(The task)
Reproduce every line of the records below verbatim, omitting the pictures.

(Data for this task)

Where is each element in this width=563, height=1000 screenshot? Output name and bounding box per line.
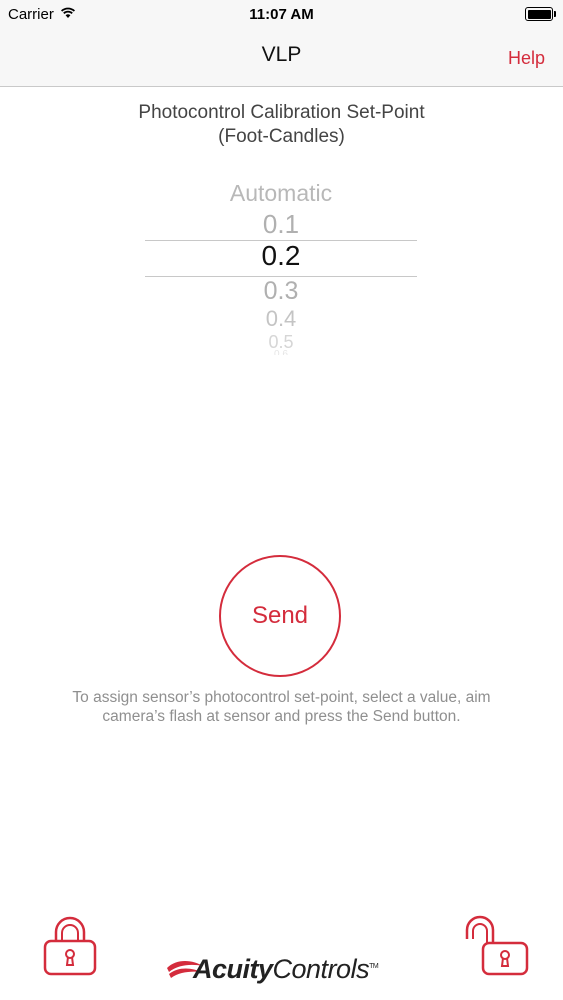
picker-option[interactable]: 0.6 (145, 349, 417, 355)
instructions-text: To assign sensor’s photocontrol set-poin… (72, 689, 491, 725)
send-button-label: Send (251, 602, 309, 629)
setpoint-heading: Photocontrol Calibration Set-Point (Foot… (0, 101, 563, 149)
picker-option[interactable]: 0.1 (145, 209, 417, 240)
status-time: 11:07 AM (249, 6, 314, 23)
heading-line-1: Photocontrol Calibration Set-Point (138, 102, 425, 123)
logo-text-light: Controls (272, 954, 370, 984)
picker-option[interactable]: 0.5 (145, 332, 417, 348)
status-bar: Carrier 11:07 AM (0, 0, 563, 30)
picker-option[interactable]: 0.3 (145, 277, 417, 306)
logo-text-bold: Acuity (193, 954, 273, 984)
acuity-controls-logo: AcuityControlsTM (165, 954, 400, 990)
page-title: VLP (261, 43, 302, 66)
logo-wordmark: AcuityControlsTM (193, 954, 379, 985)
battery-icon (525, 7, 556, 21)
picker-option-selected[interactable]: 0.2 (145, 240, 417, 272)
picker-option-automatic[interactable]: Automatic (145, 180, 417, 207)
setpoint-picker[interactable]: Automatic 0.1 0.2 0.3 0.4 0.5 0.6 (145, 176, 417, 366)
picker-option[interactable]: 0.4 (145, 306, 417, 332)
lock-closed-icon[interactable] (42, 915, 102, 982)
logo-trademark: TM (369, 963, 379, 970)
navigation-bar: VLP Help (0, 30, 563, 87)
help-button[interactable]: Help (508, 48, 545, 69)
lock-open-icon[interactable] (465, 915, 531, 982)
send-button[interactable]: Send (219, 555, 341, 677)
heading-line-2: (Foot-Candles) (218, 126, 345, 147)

(Output for this exercise)
Where is each element in this width=563, height=1000 screenshot? Output name and bounding box per line.
picker-option[interactable]: 0.6 (145, 349, 417, 355)
instructions-text: To assign sensor’s photocontrol set-poin… (72, 689, 491, 725)
send-button-label: Send (251, 602, 309, 629)
setpoint-heading: Photocontrol Calibration Set-Point (Foot… (0, 101, 563, 149)
picker-option[interactable]: 0.1 (145, 209, 417, 240)
status-time: 11:07 AM (249, 6, 314, 23)
heading-line-1: Photocontrol Calibration Set-Point (138, 102, 425, 123)
logo-text-light: Controls (272, 954, 370, 984)
picker-option[interactable]: 0.5 (145, 332, 417, 348)
status-bar: Carrier 11:07 AM (0, 0, 563, 30)
picker-option[interactable]: 0.3 (145, 277, 417, 306)
logo-text-bold: Acuity (193, 954, 273, 984)
acuity-controls-logo: AcuityControlsTM (165, 954, 400, 990)
page-title: VLP (261, 43, 302, 66)
logo-wordmark: AcuityControlsTM (193, 954, 379, 985)
battery-icon (525, 7, 556, 21)
picker-option-selected[interactable]: 0.2 (145, 240, 417, 272)
picker-option-automatic[interactable]: Automatic (145, 180, 417, 207)
setpoint-picker[interactable]: Automatic 0.1 0.2 0.3 0.4 0.5 0.6 (145, 176, 417, 366)
picker-option[interactable]: 0.4 (145, 306, 417, 332)
lock-closed-icon[interactable] (42, 915, 102, 982)
logo-trademark: TM (369, 963, 379, 970)
navigation-bar: VLP Help (0, 30, 563, 87)
help-button[interactable]: Help (508, 48, 545, 69)
lock-open-icon[interactable] (465, 915, 531, 982)
send-button[interactable]: Send (219, 555, 341, 677)
heading-line-2: (Foot-Candles) (218, 126, 345, 147)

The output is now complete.